>> Start Text passage

Re: [PATCH] Add CANONICAL option to xmlserialize

Jim Jones <jim.jones@uni-muenster.de>

From: Jim Jones <jim.jones@uni-muenster.de>
To: Andrew Dunstan <andrew@dunslane.net>, Tom Lane <tgl@sss.pgh.pa.us>
Cc: Pavel Stehule <pavel.stehule@gmail.com>, Chapman Flack <chap@anastigmatix.net>, vignesh C <vignesh21@gmail.com>, Thomas Munro <thomas.munro@gmail.com>, PostgreSQL Hackers <pgsql-hackers@lists.postgresql.org>, Vik Fearing <vik@postgresfriends.org>
Date: 2026-05-26T09:46:44Z
Lists: pgsql-hackers

Attachments

On 30/03/2026 13:27, Jim Jones wrote:
> On 30/03/2026 11:44, Andrew Dunstan wrote:
>> I note that your function returns xml, whereas Tom's suggestion was for
>> a function returning text. I don't think there was any discussion on the
>> point.
> Indeed, there was no discussion regarding the return type.

>> End Text passage
>> Start Source material

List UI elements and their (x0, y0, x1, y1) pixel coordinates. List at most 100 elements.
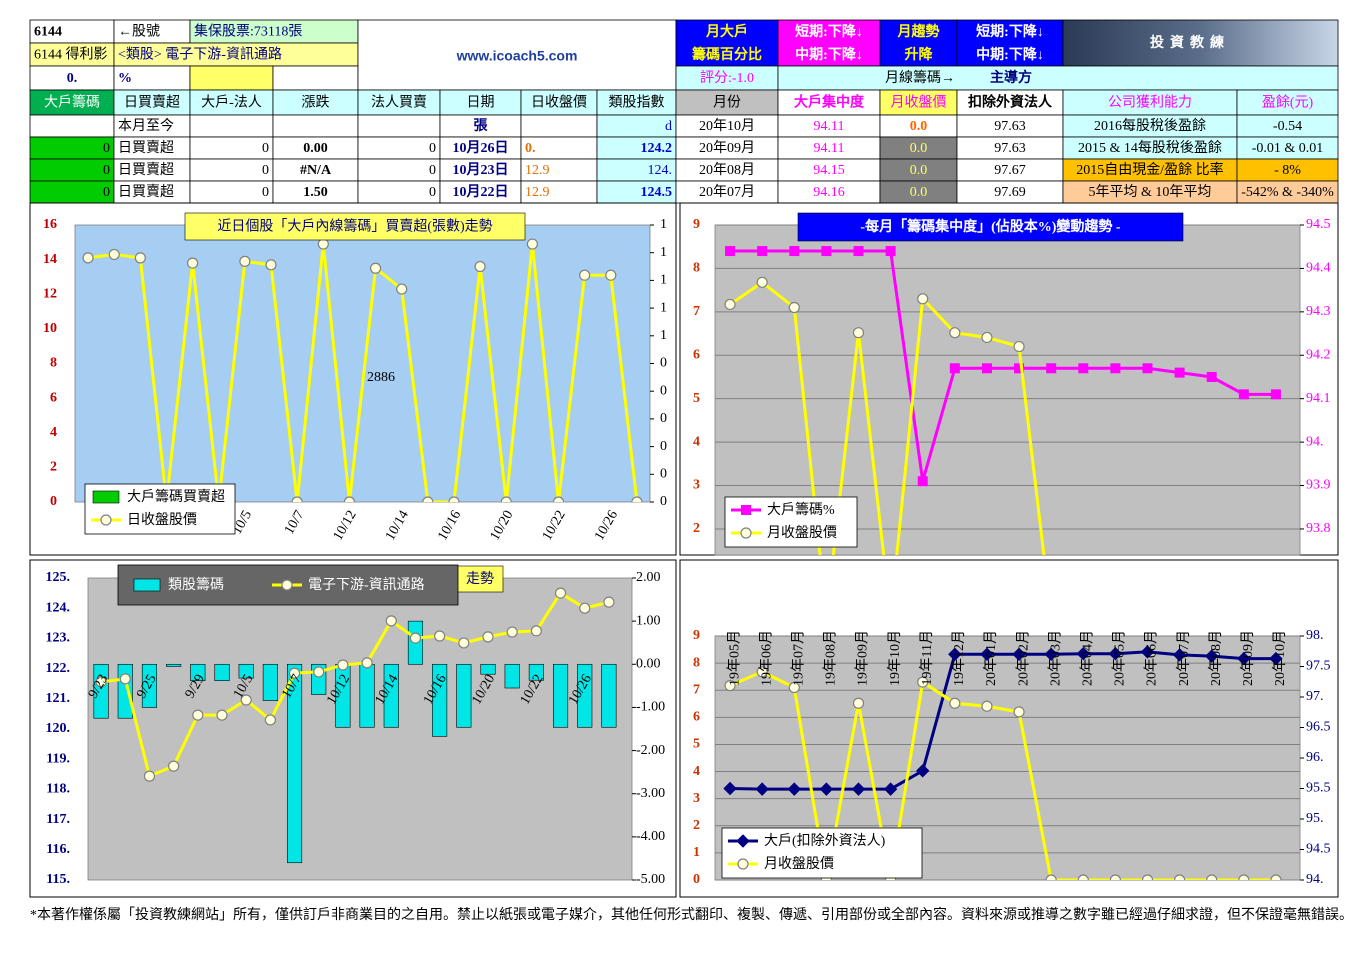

>> End Source material

Tasks to perform:
1) In the xmlserialize patch email, what return type did Tom's suggestion specify for the function?
2) Please continue the xmlserialize patch email from its last line.

Final results:
1) Tom's suggestion was for a function returning text.

2)
> 
> My rationale for keeping it as xml was: the output is xml, callers can
> immediately use the xml without casting, and nearly all other xml*
> functions return xml. Is there a direct advantage of having this
> function return text?


After some consideration, I think returning text instead of xml is
indeed the better choice here. The canonical form is a serialization
artifact rather than a document intended for further XML processing.
More practically, since xml has no = operator, the primary use case of
comparing documents requires casting anyway -- returning text is indeed
closer to real-world usage.

I also noticed a correctness issue with database encoding: the C14N 1.1
specification mandates UTF8 output, so xmlC14NDocDumpMemory always
returns UTF8.[1] I added a pg_any_to_server call to convert the output
to the server encoding before returning.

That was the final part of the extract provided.